SHORT PROBLEM |
Reproduce the records below exactly as given.

---- RAW DATA

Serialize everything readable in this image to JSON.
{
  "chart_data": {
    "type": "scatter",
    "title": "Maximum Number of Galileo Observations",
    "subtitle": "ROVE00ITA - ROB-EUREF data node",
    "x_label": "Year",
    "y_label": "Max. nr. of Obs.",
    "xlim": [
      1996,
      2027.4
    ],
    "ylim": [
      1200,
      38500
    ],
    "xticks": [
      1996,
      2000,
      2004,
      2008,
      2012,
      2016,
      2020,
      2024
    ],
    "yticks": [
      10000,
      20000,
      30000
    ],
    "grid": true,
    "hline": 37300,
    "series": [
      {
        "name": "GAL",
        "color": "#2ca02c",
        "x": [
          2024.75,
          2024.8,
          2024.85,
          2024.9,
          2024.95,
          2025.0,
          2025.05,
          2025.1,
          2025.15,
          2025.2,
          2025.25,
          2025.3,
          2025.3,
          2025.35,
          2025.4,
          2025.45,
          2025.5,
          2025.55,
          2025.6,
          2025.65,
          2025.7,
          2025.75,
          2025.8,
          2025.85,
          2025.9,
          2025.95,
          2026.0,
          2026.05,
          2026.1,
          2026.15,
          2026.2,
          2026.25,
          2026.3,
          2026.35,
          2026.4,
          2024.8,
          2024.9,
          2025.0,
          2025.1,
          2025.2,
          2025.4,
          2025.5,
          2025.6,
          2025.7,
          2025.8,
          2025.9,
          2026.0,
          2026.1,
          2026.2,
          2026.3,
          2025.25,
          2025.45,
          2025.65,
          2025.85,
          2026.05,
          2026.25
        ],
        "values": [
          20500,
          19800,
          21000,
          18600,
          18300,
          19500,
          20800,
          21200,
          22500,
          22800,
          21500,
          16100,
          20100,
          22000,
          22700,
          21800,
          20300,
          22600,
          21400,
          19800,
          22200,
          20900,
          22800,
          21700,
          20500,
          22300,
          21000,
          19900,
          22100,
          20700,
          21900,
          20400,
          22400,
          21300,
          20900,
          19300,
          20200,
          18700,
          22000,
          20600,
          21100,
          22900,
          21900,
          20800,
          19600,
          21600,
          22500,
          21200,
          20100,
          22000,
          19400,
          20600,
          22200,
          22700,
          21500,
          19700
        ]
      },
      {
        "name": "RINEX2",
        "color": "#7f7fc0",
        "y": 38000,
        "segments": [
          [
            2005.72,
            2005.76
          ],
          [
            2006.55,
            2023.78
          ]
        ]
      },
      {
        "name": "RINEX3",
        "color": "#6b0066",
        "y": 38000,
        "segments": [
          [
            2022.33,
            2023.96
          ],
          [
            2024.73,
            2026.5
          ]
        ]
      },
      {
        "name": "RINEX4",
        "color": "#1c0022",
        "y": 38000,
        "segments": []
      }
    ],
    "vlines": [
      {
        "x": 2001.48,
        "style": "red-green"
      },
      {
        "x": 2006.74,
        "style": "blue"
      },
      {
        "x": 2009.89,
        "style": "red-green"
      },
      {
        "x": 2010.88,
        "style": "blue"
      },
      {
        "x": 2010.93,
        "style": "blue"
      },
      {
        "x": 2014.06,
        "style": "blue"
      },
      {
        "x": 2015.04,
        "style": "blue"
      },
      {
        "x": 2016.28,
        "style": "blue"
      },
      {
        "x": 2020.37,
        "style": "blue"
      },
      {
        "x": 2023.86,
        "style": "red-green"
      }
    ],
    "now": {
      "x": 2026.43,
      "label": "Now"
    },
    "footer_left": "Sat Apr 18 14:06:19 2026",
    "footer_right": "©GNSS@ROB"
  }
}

--------

ANSWER TO THIS EXERCISE |
Serialize everything readable in this image to JSON.
{
  "chart_data": {
    "type": "scatter",
    "title": "Maximum Number of Galileo Observations",
    "subtitle": "ROVE00ITA - ROB-EUREF data node",
    "x_label": "Year",
    "y_label": "Max. nr. of Obs.",
    "xlim": [
      1996,
      2027.4
    ],
    "ylim": [
      1200,
      38500
    ],
    "xticks": [
      1996,
      2000,
      2004,
      2008,
      2012,
      2016,
      2020,
      2024
    ],
    "yticks": [
      10000,
      20000,
      30000
    ],
    "grid": true,
    "hline": 37300,
    "series": [
      {
        "name": "GAL",
        "color": "#2ca02c",
        "x": [
          2024.75,
          2024.8,
          2024.85,
          2024.9,
          2024.95,
          2025.0,
          2025.05,
          2025.1,
          2025.15,
          2025.2,
          2025.25,
          2025.3,
          2025.3,
          2025.35,
          2025.4,
          2025.45,
          2025.5,
          2025.55,
          2025.6,
          2025.65,
          2025.7,
          2025.75,
          2025.8,
          2025.85,
          2025.9,
          2025.95,
          2026.0,
          2026.05,
          2026.1,
          2026.15,
          2026.2,
          2026.25,
          2026.3,
          2026.35,
          2026.4,
          2024.8,
          2024.9,
          2025.0,
          2025.1,
          2025.2,
          2025.4,
          2025.5,
          2025.6,
          2025.7,
          2025.8,
          2025.9,
          2026.0,
          2026.1,
          2026.2,
          2026.3,
          2025.25,
          2025.45,
          2025.65,
          2025.85,
          2026.05,
          2026.25
        ],
        "values": [
          20500,
          19800,
          21000,
          18600,
          18300,
          19500,
          20800,
          21200,
          22500,
          22800,
          21500,
          16100,
          20100,
          22000,
          22700,
          21800,
          20300,
          22600,
          21400,
          19800,
          22200,
          20900,
          22800,
          21700,
          20500,
          22300,
          21000,
          19900,
          22100,
          20700,
          21900,
          20400,
          22400,
          21300,
          20900,
          19300,
          20200,
          18700,
          22000,
          20600,
          21100,
          22900,
          21900,
          20800,
          19600,
          21600,
          22500,
          21200,
          20100,
          22000,
          19400,
          20600,
          22200,
          22700,
          21500,
          19700
        ]
      },
      {
        "name": "RINEX2",
        "color": "#7f7fc0",
        "y": 38000,
        "segments": [
          [
            2005.72,
            2005.76
          ],
          [
            2006.55,
            2023.78
          ]
        ]
      },
      {
        "name": "RINEX3",
        "color": "#6b0066",
        "y": 38000,
        "segments": [
          [
            2022.33,
            2023.96
          ],
          [
            2024.73,
            2026.5
          ]
        ]
      },
      {
        "name": "RINEX4",
        "color": "#1c0022",
        "y": 38000,
        "segments": []
      }
    ],
    "vlines": [
      {
        "x": 2001.48,
        "style": "red-green"
      },
      {
        "x": 2006.74,
        "style": "blue"
      },
      {
        "x": 2009.89,
        "style": "red-green"
      },
      {
        "x": 2010.88,
        "style": "blue"
      },
      {
        "x": 2010.93,
        "style": "blue"
      },
      {
        "x": 2014.06,
        "style": "blue"
      },
      {
        "x": 2015.04,
        "style": "blue"
      },
      {
        "x": 2016.28,
        "style": "blue"
      },
      {
        "x": 2020.37,
        "style": "blue"
      },
      {
        "x": 2023.86,
        "style": "red-green"
      }
    ],
    "now": {
      "x": 2026.43,
      "label": "Now"
    },
    "footer_left": "Sat Apr 18 14:06:19 2026",
    "footer_right": "©GNSS@ROB"
  }
}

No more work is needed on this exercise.